Retype the data below without altering anything.

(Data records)
════════════════

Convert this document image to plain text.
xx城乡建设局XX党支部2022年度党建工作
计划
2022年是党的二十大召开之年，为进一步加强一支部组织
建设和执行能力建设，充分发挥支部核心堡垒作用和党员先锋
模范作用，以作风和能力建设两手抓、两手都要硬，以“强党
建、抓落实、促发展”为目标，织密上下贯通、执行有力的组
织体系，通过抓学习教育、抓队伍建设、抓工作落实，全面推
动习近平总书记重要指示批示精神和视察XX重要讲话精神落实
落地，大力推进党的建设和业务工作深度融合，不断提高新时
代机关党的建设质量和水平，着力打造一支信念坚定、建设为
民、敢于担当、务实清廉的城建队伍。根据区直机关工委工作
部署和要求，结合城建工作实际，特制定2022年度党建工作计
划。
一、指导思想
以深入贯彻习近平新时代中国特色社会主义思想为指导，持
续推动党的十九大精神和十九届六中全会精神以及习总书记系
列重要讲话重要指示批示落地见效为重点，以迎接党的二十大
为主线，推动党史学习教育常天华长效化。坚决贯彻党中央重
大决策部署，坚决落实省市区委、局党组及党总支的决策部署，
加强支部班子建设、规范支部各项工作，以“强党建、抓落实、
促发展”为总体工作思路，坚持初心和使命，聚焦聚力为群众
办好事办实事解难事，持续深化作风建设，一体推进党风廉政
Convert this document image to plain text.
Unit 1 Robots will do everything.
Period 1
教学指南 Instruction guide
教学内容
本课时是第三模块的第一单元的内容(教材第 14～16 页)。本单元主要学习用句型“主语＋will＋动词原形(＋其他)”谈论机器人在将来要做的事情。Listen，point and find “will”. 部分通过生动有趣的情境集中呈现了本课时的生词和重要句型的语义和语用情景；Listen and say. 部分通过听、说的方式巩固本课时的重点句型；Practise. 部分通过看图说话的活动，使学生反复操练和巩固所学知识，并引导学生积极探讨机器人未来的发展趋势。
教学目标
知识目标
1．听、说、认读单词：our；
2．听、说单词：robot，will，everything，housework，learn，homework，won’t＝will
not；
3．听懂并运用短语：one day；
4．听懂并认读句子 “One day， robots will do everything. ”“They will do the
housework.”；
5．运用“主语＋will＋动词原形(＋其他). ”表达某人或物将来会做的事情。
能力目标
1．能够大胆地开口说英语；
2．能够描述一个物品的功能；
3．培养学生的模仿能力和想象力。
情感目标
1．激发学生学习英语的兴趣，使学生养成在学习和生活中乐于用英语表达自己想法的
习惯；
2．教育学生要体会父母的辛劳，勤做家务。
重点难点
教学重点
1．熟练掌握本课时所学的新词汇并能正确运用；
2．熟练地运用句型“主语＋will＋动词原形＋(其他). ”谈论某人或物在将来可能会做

════════════════

# [Full solution]
Convert this document image to plain text.
xx城乡建设局XX党支部2022年度党建工作
计划
2022年是党的二十大召开之年，为进一步加强一支部组织
建设和执行能力建设，充分发挥支部核心堡垒作用和党员先锋
模范作用，以作风和能力建设两手抓、两手都要硬，以“强党
建、抓落实、促发展”为目标，织密上下贯通、执行有力的组
织体系，通过抓学习教育、抓队伍建设、抓工作落实，全面推
动习近平总书记重要指示批示精神和视察XX重要讲话精神落实
落地，大力推进党的建设和业务工作深度融合，不断提高新时
代机关党的建设质量和水平，着力打造一支信念坚定、建设为
民、敢于担当、务实清廉的城建队伍。根据区直机关工委工作
部署和要求，结合城建工作实际，特制定2022年度党建工作计
划。
一、指导思想
以深入贯彻习近平新时代中国特色社会主义思想为指导，持
续推动党的十九大精神和十九届六中全会精神以及习总书记系
列重要讲话重要指示批示落地见效为重点，以迎接党的二十大
为主线，推动党史学习教育常天华长效化。坚决贯彻党中央重
大决策部署，坚决落实省市区委、局党组及党总支的决策部署，
加强支部班子建设、规范支部各项工作，以“强党建、抓落实、
促发展”为总体工作思路，坚持初心和使命，聚焦聚力为群众
办好事办实事解难事，持续深化作风建设，一体推进党风廉政
Convert this document image to plain text.
Unit 1 Robots will do everything.
Period 1
教学指南 Instruction guide
教学内容
本课时是第三模块的第一单元的内容(教材第 14～16 页)。本单元主要学习用句型“主语＋will＋动词原形(＋其他)”谈论机器人在将来要做的事情。Listen，point and find “will”. 部分通过生动有趣的情境集中呈现了本课时的生词和重要句型的语义和语用情景；Listen and say. 部分通过听、说的方式巩固本课时的重点句型；Practise. 部分通过看图说话的活动，使学生反复操练和巩固所学知识，并引导学生积极探讨机器人未来的发展趋势。
教学目标
知识目标
1．听、说、认读单词：our；
2．听、说单词：robot，will，everything，housework，learn，homework，won’t＝will
not；
3．听懂并运用短语：one day；
4．听懂并认读句子 “One day， robots will do everything. ”“They will do the
housework.”；
5．运用“主语＋will＋动词原形(＋其他). ”表达某人或物将来会做的事情。
能力目标
1．能够大胆地开口说英语；
2．能够描述一个物品的功能；
3．培养学生的模仿能力和想象力。
情感目标
1．激发学生学习英语的兴趣，使学生养成在学习和生活中乐于用英语表达自己想法的
习惯；
2．教育学生要体会父母的辛劳，勤做家务。
重点难点
教学重点
1．熟练掌握本课时所学的新词汇并能正确运用；
2．熟练地运用句型“主语＋will＋动词原形＋(其他). ”谈论某人或物在将来可能会做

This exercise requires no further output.